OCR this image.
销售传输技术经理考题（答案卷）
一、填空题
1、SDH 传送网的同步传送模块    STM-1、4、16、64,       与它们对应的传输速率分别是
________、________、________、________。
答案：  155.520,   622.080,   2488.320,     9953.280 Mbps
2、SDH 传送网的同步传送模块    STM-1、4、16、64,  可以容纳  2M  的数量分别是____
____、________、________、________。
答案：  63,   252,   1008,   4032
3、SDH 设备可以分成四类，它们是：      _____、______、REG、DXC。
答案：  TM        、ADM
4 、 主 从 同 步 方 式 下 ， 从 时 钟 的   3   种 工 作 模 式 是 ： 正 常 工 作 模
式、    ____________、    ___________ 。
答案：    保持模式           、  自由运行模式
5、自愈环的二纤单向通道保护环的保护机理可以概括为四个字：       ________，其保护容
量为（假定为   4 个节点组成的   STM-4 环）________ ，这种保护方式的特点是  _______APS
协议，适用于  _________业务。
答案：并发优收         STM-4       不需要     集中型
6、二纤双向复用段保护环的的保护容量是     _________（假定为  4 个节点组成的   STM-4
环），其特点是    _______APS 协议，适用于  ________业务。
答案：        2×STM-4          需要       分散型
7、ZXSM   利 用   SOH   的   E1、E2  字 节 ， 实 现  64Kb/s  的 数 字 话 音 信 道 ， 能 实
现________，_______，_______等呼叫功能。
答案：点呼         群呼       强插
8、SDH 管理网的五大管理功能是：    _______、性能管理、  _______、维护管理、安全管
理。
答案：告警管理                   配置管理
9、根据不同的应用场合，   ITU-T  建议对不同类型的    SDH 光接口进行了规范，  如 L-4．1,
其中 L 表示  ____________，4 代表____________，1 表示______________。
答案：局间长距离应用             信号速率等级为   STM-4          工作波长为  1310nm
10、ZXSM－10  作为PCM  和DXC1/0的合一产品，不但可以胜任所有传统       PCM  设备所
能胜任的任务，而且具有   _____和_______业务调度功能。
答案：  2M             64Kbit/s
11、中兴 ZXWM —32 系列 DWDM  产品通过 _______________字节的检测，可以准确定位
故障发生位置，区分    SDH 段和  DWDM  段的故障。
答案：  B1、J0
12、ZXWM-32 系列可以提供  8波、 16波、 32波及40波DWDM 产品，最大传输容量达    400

■ ■ ■ ■ ■

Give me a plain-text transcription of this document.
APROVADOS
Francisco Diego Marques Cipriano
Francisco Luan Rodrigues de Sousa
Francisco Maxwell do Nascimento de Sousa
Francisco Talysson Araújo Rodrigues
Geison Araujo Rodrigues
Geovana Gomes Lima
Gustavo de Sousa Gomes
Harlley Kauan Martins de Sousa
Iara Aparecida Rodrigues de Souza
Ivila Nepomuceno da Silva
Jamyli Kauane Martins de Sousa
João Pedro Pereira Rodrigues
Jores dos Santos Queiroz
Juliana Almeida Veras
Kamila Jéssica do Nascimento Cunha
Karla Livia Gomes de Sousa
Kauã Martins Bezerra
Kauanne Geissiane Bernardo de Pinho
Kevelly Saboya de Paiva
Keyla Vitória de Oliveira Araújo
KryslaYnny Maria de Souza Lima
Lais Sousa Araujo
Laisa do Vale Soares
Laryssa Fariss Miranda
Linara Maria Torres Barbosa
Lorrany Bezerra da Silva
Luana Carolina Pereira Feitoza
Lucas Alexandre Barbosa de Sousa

■ ■ ■ ■ ■

Copy every line of the material in which the word "Martins" occurs.

Harlley Kauan Martins de Sousa
Jamyli Kauane Martins de Sousa
Kauã Martins Bezerra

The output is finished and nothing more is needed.